Given problem – Copy out all of the data below with no alterations.

###

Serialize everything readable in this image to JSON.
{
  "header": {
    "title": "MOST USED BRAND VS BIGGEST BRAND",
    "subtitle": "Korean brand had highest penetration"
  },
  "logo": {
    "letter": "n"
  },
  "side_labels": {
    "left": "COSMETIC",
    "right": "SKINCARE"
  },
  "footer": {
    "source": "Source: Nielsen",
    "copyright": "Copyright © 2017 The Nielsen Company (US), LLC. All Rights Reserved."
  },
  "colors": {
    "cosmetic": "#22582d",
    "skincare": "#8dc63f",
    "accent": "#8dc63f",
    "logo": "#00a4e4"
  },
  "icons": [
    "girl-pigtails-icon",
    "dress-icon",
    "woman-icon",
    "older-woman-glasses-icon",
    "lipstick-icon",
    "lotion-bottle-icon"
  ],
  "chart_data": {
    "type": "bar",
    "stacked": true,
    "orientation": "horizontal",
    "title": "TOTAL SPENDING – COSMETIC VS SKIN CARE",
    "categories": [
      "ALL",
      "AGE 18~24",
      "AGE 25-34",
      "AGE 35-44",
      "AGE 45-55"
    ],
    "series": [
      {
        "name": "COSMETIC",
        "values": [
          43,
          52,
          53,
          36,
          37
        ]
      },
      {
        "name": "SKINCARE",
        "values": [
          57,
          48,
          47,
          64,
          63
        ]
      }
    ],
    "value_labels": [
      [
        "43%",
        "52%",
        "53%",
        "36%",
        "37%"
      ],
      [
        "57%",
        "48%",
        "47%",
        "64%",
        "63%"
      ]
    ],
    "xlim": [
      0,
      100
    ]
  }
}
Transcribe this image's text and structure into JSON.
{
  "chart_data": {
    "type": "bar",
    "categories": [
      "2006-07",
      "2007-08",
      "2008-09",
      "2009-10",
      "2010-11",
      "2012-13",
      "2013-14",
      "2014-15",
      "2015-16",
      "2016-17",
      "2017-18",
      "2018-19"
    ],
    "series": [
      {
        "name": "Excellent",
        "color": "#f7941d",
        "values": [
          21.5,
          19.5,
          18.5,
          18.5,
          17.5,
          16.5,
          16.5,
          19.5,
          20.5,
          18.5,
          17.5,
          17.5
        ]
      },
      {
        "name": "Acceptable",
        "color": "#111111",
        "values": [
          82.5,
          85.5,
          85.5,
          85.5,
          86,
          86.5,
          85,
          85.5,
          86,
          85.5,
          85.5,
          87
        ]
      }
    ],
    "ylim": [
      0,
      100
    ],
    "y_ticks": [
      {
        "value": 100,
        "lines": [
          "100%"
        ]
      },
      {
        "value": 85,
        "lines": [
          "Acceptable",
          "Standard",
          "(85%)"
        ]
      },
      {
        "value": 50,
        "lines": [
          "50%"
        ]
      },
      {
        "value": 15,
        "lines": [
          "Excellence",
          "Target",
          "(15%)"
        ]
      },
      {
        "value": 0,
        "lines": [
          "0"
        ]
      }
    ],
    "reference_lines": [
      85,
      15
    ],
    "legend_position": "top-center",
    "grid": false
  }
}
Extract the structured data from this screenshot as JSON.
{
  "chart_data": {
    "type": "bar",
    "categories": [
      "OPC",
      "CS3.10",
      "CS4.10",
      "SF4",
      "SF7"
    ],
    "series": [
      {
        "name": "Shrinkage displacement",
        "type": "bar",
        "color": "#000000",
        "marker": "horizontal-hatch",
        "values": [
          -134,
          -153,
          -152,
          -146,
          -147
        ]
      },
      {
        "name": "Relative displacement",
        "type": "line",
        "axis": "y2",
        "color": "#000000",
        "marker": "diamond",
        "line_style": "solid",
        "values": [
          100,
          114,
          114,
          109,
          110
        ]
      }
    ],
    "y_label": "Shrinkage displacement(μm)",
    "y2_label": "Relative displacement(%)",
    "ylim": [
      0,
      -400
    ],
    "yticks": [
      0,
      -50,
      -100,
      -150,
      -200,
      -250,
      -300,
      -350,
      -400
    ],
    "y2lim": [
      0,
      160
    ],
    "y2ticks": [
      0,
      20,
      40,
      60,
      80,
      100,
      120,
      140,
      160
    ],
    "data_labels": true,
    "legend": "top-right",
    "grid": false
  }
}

###

Output of the task –
Serialize everything readable in this image to JSON.
{
  "header": {
    "title": "MOST USED BRAND VS BIGGEST BRAND",
    "subtitle": "Korean brand had highest penetration"
  },
  "logo": {
    "letter": "n"
  },
  "side_labels": {
    "left": "COSMETIC",
    "right": "SKINCARE"
  },
  "footer": {
    "source": "Source: Nielsen",
    "copyright": "Copyright © 2017 The Nielsen Company (US), LLC. All Rights Reserved."
  },
  "colors": {
    "cosmetic": "#22582d",
    "skincare": "#8dc63f",
    "accent": "#8dc63f",
    "logo": "#00a4e4"
  },
  "icons": [
    "girl-pigtails-icon",
    "dress-icon",
    "woman-icon",
    "older-woman-glasses-icon",
    "lipstick-icon",
    "lotion-bottle-icon"
  ],
  "chart_data": {
    "type": "bar",
    "stacked": true,
    "orientation": "horizontal",
    "title": "TOTAL SPENDING – COSMETIC VS SKIN CARE",
    "categories": [
      "ALL",
      "AGE 18~24",
      "AGE 25-34",
      "AGE 35-44",
      "AGE 45-55"
    ],
    "series": [
      {
        "name": "COSMETIC",
        "values": [
          43,
          52,
          53,
          36,
          37
        ]
      },
      {
        "name": "SKINCARE",
        "values": [
          57,
          48,
          47,
          64,
          63
        ]
      }
    ],
    "value_labels": [
      [
        "43%",
        "52%",
        "53%",
        "36%",
        "37%"
      ],
      [
        "57%",
        "48%",
        "47%",
        "64%",
        "63%"
      ]
    ],
    "xlim": [
      0,
      100
    ]
  }
}
Transcribe this image's text and structure into JSON.
{
  "chart_data": {
    "type": "bar",
    "categories": [
      "2006-07",
      "2007-08",
      "2008-09",
      "2009-10",
      "2010-11",
      "2012-13",
      "2013-14",
      "2014-15",
      "2015-16",
      "2016-17",
      "2017-18",
      "2018-19"
    ],
    "series": [
      {
        "name": "Excellent",
        "color": "#f7941d",
        "values": [
          21.5,
          19.5,
          18.5,
          18.5,
          17.5,
          16.5,
          16.5,
          19.5,
          20.5,
          18.5,
          17.5,
          17.5
        ]
      },
      {
        "name": "Acceptable",
        "color": "#111111",
        "values": [
          82.5,
          85.5,
          85.5,
          85.5,
          86,
          86.5,
          85,
          85.5,
          86,
          85.5,
          85.5,
          87
        ]
      }
    ],
    "ylim": [
      0,
      100
    ],
    "y_ticks": [
      {
        "value": 100,
        "lines": [
          "100%"
        ]
      },
      {
        "value": 85,
        "lines": [
          "Acceptable",
          "Standard",
          "(85%)"
        ]
      },
      {
        "value": 50,
        "lines": [
          "50%"
        ]
      },
      {
        "value": 15,
        "lines": [
          "Excellence",
          "Target",
          "(15%)"
        ]
      },
      {
        "value": 0,
        "lines": [
          "0"
        ]
      }
    ],
    "reference_lines": [
      85,
      15
    ],
    "legend_position": "top-center",
    "grid": false
  }
}
Extract the structured data from this screenshot as JSON.
{
  "chart_data": {
    "type": "bar",
    "categories": [
      "OPC",
      "CS3.10",
      "CS4.10",
      "SF4",
      "SF7"
    ],
    "series": [
      {
        "name": "Shrinkage displacement",
        "type": "bar",
        "color": "#000000",
        "marker": "horizontal-hatch",
        "values": [
          -134,
          -153,
          -152,
          -146,
          -147
        ]
      },
      {
        "name": "Relative displacement",
        "type": "line",
        "axis": "y2",
        "color": "#000000",
        "marker": "diamond",
        "line_style": "solid",
        "values": [
          100,
          114,
          114,
          109,
          110
        ]
      }
    ],
    "y_label": "Shrinkage displacement(μm)",
    "y2_label": "Relative displacement(%)",
    "ylim": [
      0,
      -400
    ],
    "yticks": [
      0,
      -50,
      -100,
      -150,
      -200,
      -250,
      -300,
      -350,
      -400
    ],
    "y2lim": [
      0,
      160
    ],
    "y2ticks": [
      0,
      20,
      40,
      60,
      80,
      100,
      120,
      140,
      160
    ],
    "data_labels": true,
    "legend": "top-right",
    "grid": false
  }
}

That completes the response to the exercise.